Editor’s note: This story is part of a new GlobalPost Special Report titled "Laws of Men: Legal systems that fail women." This year-long series looks at the breakdown in legal systems created to protect women’s rights around the world.
YANGON, Myanmar — Thazin knew she was in trouble as soon as the car pulled up to her new place of employment. It wasn’t a convenience store, as promised. It was a guesthouse with a bar. And then the truth dawned on her and the others brought with her.
“We realized that we would not only work at a beer bar,” Thazin said, “but also as prostitutes.”
The 29-year-old would stay at the brothel in the Thai province of Ranong, servicing clients, for another year and a half. She had no choice. There were surveillance cameras everywhere and she heard stories, from others who worked there, about women who tried to escape and were either beaten or disappeared altogether.
“Fear is a problem, a barrier to justice for women,” said Siriwan Vongkietpaisa, a human rights lawyer who has won several landmark human trafficking cases. She and a former trafficker, Aung Aung (not his real name), say the women are rightfully afraid.
“Brokers keep them captive, hit them, yell at them, threaten them and imprison them in their rooms. Some are raped. So they are afraid of reporting it after that…they are ashamed,” said Siriwan, who herself gets threats. “They tell us, 'Aren't you scared of being disappeared?'”

**Exercise prompt:** Repeat the trafficking story in full, word for word. The data is not needed here.

**Supplied information:**

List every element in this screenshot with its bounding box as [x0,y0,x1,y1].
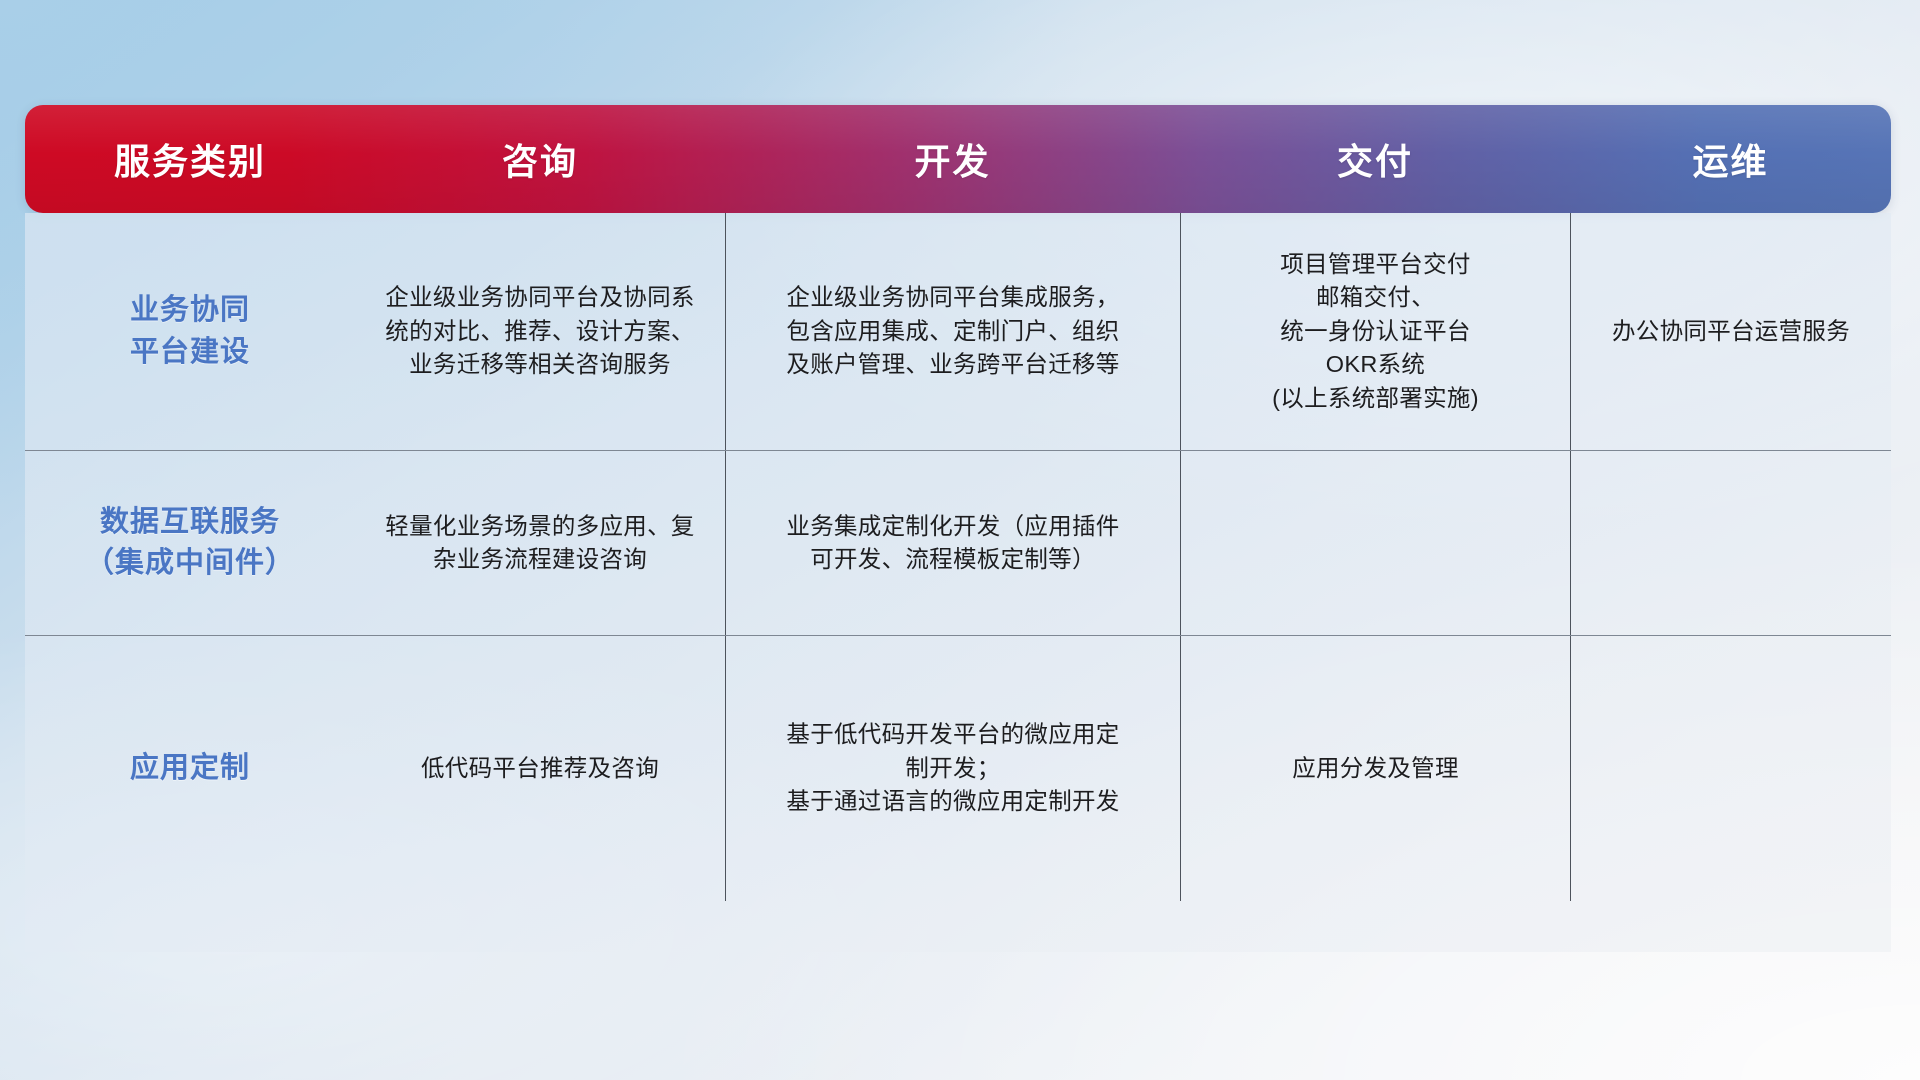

**Task result:**
Editor’s note: This story is part of a new GlobalPost Special Report titled "Laws of Men: Legal systems that fail women." This year-long series looks at the breakdown in legal systems created to protect women’s rights around the world.
YANGON, Myanmar — Thazin knew she was in trouble as soon as the car pulled up to her new place of employment. It wasn’t a convenience store, as promised. It was a guesthouse with a bar. And then the truth dawned on her and the others brought with her.
“We realized that we would not only work at a beer bar,” Thazin said, “but also as prostitutes.”
The 29-year-old would stay at the brothel in the Thai province of Ranong, servicing clients, for another year and a half. She had no choice. There were surveillance cameras everywhere and she heard stories, from others who worked there, about women who tried to escape and were either beaten or disappeared altogether.
“Fear is a problem, a barrier to justice for women,” said Siriwan Vongkietpaisa, a human rights lawyer who has won several landmark human trafficking cases. She and a former trafficker, Aung Aung (not his real name), say the women are rightfully afraid.
“Brokers keep them captive, hit them, yell at them, threaten them and imprison them in their rooms. Some are raped. So they are afraid of reporting it after that…they are ashamed,” said Siriwan, who herself gets threats. “They tell us, 'Aren't you scared of being disappeared?'”